Texte:
((

Souvenez-vous il y a deux semaines, Éliane était en pleine exploration de la banquise et observait la faune dans le décor majestueux de l’arctique.
Soudain, notre guide Nathalie, fusil à l’épaule, en silence, pointe de son index le pied de la montagne !
Ce point en mouvance, qu’est-ce que c’est ? On n’y croit pas mais, c’est bien lui, progressant parmi un enchevêtrement de glaces fracturées, c’est lui… Nanuk, le redoutable et redouté ours polaire. Dès lors on oublie le froid qui nous enveloppait durant l’attente. On oublie l’envie d’un café fumant…. On oublie tout, concentré sur cette masse blanchâtre qui se dirige vers nous d’un pas assuré ! Massif, majestueux dans ce paysage dramatique, il avance lentement, relevant le museau pour mieux humer l’air qui le guide jusqu’à sa proie ! Hésitant, il prend un élan pour franchir un passage en eau libre. Il bondit, la glace cède sous son poids, il se redresse, et accède à une parcelle épaisse et solide, fourrure ruisselante. Maintenant il est proche, 70, 80 mètres ? Nous sommes sur le qui-vive, prêts à déguerpir au moindre signe de danger. Il hume encore l’air dans notre direction puis tourne la tête et chemine vers la carcasse de narval abandonnée par des chasseurs Inuits. Le silence s’installe, nous retenons notre souffle. Non, je ne rêve pas, nous sommes au royaume de Thulé, à la table de son monarque !
Ce point en mouvance, qu’est-ce que c’est ?
Le temps d’une dégustation et Messire reprend son chemin vers l’horizon, droit sur un soleil pâle qui remonte timidement dans le ciel. Il est plus de 3 heures du matin ! Reprenant la même direction, nous rentrons au camp, les yeux portés sur cette imposante silhouette qui s’éloigne comme elle s’était approchée.
Messire reprend son chemin vers l’horizon !

))

Données brutes:
((

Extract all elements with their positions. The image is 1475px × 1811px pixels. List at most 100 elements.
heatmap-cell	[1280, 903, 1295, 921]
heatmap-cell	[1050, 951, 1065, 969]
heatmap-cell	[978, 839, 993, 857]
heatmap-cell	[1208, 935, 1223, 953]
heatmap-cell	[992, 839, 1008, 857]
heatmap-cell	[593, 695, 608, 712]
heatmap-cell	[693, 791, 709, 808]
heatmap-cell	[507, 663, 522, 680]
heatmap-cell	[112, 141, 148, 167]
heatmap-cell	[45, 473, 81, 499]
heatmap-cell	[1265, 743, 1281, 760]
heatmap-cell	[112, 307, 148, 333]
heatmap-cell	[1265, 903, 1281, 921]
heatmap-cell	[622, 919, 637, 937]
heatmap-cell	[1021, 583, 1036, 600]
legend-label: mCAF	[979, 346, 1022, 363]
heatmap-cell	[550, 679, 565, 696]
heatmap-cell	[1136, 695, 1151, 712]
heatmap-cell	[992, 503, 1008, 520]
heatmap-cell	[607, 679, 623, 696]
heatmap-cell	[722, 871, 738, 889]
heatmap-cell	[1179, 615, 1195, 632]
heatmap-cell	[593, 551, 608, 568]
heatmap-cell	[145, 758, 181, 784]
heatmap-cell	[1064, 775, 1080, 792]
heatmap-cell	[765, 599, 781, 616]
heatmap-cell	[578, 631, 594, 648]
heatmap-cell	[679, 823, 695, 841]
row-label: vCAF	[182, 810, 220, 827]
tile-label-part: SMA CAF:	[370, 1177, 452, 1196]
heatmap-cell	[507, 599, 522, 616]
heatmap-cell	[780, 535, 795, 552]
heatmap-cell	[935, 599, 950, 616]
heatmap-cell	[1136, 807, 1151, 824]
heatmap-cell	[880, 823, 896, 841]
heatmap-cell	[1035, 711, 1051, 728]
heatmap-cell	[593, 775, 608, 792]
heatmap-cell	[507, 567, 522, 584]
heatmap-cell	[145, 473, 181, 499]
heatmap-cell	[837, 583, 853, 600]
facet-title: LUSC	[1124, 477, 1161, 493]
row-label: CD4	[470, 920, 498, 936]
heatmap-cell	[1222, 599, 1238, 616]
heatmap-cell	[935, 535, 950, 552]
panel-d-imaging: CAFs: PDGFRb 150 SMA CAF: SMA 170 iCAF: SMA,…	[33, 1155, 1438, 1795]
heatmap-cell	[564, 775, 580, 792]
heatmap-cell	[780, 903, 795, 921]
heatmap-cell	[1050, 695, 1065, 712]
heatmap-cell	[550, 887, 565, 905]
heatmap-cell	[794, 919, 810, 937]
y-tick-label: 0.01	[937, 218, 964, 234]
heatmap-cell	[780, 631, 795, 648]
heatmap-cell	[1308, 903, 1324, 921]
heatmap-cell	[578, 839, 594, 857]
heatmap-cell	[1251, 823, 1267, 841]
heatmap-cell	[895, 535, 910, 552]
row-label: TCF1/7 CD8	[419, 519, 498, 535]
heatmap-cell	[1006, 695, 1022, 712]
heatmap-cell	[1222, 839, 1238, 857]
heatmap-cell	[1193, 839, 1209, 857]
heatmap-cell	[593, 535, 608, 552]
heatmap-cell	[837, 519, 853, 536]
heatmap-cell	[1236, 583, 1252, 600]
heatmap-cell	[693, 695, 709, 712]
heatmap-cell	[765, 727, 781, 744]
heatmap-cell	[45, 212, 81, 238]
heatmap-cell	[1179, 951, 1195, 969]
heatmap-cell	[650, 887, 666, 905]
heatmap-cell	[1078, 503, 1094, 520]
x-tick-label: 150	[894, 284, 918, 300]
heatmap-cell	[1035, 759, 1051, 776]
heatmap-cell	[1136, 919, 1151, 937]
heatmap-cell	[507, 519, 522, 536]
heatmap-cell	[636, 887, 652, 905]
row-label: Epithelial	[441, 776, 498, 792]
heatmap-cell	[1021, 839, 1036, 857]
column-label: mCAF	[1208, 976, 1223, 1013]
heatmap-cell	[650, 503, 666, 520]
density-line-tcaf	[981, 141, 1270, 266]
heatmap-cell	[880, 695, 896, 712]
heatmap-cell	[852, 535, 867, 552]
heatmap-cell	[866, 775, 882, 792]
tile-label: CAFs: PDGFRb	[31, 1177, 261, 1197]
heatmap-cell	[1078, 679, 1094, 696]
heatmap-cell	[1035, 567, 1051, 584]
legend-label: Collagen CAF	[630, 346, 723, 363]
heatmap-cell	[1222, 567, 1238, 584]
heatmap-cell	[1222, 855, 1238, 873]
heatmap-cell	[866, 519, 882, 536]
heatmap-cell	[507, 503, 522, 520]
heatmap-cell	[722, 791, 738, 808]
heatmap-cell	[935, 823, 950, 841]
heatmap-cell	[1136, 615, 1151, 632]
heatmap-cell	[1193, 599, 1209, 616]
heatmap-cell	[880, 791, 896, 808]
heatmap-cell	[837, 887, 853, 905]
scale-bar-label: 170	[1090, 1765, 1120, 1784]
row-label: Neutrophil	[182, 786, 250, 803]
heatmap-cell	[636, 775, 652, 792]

))

Travail demandé:
a - Réécrivez le passage du récit sur l'ours polaire qui va de « Le temps d’une » jusqu'à « vers l’horizon ! », en renommant « Messire » en « Nanuk ».
b - Prolongez le récit de la rencontre avec l'ours polaire à partir de sa dernière phrase.
Les items ne jouent aucun rôle dans ce travail.

Réponses:
a -
Le temps d’une dégustation et Nanuk reprend son chemin vers l’horizon, droit sur un soleil pâle qui remonte timidement dans le ciel. Il est plus de 3 heures du matin ! Reprenant la même direction, nous rentrons au camp, les yeux portés sur cette imposante silhouette qui s’éloigne comme elle s’était approchée.
Nanuk reprend son chemin vers l’horizon !

b -
Une autre observation est venue combler de bonheur ce dernier jour sur une banquise qui s’égare un peu plus encore dans l’océan. Alors que nous scrutions les eaux marines et cherchions un signe de sa part sur l’horizon, le narval nous surpris par son souffle à moins d’une encablure de notre site d’observation. Dépourvu de nageoire dorsale, le narval n’a cessé de frapper l’imaginaire avec cette longue défense torsadée qui le distingue de tous les cétacées et le rapproche de la mythique Licorne. Cette excroissance d’ivoire, que seuls les mâles possèdent, est considérée comme une dent et des scientifiques ont récemment découvert que le narval pouvait l’utiliser pour chasser comme expliqué dans ce petit clip vidéo (2’57’’) de Pêches et Océans Canada. D’autres recherches ont démontré que cette dent était un organe de détection et qu’elle était flexible. Le narval peut rester plus de 20 mn sous l’eau avant de remonter prendre plusieurs respirations. Sa tête ressemble étrangement à celle du béluga. De couleur brun moucheté, notre prince nous a montré son fleuret à l’extrémité, malheureusement brisé, avant de replonger dans les profondeurs de l’océan.
Narval
Narval et mirage arctique à l’horizon !
À l’instar du Sahara, cette zone polaire sait produire ces illusions d’optiques. Les mirages arctiques ont trompé nombre d’explorateurs et navigateurs chevronnés comme Ross ou Peary qui se sont fait piéger par un relief fantôme comme si l’Arctique voulait se protéger de toute incursion étrangère. Ce phénomène appelé aussi fata morgana est assez particulier. Il est le résultat de conditions atmosphériques qui courbent la lumière et renvoient l’image d’un objet (montagne, bateau, iceberg etc.) au-dessus de ce même objet. Ces conditions sont connues sous le nom d’inversion de température : l’air froid se trouve près du sol et l’air plus chaud tout au-dessus, ce qui produit cet effet trompeur.
Mirage arctique ou fata morgana
Mirage arctique ou fata morgana
Pris par la tempête pour notre retour vers Pond Inlet, j’observe Jack, notre guide Inuit, agir pour nous sortir des mauvaises passes, franchir les larges fissures d’une banquise écartelée, tracter nos motoneiges pour les dégager de la slush, de ces pièges tendus par le vent, la pluie mais aussi le réchauffement climatique. Nous mettrons plus de 6 heures pour rentrer à Pond Inlet !
Ces quelques jours d’exploration sur la banquise, en qamoutiq, m’ont fait découvrir à quel point l’Arctique est un endroit envoutant, fascinant, sublime. L’Arctique est intense mais fragile. À l’approche de l’été, on y perd la notion du temps avec le Soleil qui ne se couche jamais. Au Zénith, ce dernier fait étinceler neige et glace. Il écrase les reliefs et aveugle. À l’heure où il rase l’horizon, il étale, comme un baume apaisant, une lumière aux nuances de parme que tout le paysage absorbe en reprenant ses formes ! Dès lors on peut voir une fine glace se reformer à la surface de l’eau.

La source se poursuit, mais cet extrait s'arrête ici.